WHAT YOU WILL DO
Extract each line containing the string "response".

(Records from a data collection)
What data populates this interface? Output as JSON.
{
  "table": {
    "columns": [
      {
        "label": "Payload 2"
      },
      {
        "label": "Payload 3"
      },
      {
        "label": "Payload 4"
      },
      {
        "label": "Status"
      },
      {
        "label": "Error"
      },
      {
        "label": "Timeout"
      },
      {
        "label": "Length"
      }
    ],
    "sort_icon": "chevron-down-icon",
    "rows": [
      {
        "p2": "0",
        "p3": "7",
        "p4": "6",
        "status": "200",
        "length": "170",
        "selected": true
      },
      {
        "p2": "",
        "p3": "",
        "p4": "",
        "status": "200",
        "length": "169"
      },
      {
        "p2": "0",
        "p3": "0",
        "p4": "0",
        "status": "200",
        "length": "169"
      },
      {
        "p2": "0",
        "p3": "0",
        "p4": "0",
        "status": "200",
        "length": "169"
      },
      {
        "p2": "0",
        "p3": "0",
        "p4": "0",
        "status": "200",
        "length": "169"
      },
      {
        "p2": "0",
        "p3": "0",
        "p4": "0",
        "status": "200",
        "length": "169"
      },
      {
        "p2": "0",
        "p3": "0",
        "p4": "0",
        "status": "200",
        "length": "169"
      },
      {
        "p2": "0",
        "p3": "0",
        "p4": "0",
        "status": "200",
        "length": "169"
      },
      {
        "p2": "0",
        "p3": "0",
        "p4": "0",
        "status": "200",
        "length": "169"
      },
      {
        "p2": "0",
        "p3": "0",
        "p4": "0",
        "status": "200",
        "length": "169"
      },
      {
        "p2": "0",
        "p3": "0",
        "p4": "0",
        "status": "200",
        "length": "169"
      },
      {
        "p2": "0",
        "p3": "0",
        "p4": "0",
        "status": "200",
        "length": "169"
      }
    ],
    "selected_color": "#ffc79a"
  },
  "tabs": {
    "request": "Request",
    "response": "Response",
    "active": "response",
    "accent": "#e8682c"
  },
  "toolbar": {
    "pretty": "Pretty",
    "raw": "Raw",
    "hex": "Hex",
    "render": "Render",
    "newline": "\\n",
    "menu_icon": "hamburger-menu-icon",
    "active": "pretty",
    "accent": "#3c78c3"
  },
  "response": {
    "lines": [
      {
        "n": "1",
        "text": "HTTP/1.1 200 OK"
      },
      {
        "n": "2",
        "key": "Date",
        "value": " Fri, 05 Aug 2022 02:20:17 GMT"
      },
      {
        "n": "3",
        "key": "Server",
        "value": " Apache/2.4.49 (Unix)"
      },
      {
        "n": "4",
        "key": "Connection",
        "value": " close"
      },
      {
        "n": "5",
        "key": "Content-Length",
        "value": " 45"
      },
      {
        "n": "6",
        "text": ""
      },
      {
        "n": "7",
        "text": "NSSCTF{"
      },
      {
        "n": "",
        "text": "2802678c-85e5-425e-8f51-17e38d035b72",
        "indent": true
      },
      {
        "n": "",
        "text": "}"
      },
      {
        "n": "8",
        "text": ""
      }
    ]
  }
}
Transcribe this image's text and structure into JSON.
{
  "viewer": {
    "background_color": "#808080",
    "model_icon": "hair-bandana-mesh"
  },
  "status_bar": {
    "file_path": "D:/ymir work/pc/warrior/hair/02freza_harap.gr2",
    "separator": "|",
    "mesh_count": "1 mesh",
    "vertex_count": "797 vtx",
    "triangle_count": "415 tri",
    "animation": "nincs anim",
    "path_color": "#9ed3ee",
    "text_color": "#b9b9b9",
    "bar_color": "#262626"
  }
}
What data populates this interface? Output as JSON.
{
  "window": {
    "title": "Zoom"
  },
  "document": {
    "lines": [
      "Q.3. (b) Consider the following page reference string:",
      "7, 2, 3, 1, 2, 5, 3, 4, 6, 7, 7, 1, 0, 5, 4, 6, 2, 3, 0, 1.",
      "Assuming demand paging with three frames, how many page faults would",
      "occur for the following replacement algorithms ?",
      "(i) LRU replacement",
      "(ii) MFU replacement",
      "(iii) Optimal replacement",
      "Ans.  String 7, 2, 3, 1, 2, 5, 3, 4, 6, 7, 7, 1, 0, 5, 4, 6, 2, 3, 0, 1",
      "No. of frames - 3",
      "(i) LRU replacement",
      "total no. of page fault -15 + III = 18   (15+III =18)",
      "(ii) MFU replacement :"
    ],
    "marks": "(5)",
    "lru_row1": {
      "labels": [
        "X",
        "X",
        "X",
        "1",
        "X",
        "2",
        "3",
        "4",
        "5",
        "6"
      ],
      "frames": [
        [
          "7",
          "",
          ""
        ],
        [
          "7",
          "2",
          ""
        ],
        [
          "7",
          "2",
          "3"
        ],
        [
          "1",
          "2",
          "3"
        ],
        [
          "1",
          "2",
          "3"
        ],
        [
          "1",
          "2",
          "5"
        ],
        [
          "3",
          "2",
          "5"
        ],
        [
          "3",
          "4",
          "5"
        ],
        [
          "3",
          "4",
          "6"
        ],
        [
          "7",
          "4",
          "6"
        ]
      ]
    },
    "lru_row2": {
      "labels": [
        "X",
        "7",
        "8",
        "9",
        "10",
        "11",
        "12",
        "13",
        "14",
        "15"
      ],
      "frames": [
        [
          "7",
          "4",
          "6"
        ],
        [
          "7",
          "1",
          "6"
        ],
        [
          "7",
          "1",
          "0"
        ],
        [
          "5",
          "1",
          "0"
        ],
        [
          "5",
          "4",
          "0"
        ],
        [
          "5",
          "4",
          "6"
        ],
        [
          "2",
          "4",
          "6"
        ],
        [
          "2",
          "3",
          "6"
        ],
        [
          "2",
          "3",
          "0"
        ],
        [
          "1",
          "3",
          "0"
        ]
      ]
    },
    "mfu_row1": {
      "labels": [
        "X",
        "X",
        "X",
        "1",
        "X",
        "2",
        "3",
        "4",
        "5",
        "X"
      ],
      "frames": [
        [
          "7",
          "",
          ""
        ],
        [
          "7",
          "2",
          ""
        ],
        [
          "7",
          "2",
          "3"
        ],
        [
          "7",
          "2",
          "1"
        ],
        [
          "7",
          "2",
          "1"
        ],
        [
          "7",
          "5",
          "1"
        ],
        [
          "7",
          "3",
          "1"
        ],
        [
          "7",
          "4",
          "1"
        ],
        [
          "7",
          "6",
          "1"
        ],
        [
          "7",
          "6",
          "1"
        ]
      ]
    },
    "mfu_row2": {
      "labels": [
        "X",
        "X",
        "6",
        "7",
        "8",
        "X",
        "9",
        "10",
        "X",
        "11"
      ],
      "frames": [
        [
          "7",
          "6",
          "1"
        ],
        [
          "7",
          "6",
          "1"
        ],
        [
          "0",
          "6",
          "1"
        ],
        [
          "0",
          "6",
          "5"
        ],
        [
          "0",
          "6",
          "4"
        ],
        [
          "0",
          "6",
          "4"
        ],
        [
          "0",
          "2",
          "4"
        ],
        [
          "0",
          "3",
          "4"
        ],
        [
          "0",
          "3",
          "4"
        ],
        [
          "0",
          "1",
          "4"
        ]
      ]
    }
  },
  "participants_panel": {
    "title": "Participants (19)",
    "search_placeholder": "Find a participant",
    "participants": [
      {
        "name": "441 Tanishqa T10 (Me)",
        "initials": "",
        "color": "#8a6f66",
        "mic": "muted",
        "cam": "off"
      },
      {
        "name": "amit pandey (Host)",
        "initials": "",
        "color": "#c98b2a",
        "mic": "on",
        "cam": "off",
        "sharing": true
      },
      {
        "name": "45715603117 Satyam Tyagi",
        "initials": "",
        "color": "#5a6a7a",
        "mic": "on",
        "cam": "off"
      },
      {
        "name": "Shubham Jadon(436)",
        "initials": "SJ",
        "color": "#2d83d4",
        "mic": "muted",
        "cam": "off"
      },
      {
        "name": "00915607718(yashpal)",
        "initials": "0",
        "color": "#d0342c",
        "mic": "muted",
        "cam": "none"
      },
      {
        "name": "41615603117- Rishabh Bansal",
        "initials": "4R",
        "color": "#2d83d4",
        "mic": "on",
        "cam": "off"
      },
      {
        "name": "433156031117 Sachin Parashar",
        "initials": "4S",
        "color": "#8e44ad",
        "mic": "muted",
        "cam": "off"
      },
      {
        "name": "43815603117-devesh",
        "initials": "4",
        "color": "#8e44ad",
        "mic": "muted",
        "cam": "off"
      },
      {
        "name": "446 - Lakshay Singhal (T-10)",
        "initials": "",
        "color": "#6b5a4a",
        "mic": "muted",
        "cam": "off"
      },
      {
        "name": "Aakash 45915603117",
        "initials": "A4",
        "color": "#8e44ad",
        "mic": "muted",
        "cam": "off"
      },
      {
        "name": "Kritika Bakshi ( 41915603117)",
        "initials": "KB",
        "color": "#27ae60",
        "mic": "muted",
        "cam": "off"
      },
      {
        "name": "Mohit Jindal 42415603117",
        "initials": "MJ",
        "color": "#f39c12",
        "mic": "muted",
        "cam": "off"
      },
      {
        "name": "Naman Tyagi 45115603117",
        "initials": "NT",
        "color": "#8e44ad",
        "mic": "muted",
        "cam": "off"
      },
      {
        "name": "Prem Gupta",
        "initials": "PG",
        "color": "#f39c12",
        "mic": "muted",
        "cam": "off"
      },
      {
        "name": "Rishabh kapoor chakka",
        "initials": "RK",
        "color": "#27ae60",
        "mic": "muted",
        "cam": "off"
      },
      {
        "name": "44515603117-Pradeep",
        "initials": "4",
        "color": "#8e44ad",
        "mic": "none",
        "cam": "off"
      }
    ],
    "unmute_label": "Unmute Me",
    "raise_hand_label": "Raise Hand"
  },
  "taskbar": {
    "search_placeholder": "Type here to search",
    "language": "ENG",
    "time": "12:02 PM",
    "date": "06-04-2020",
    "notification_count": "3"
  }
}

SOLUTION TO THE EXERCISE
    "response": "Response",
    "active": "response",
  "response": {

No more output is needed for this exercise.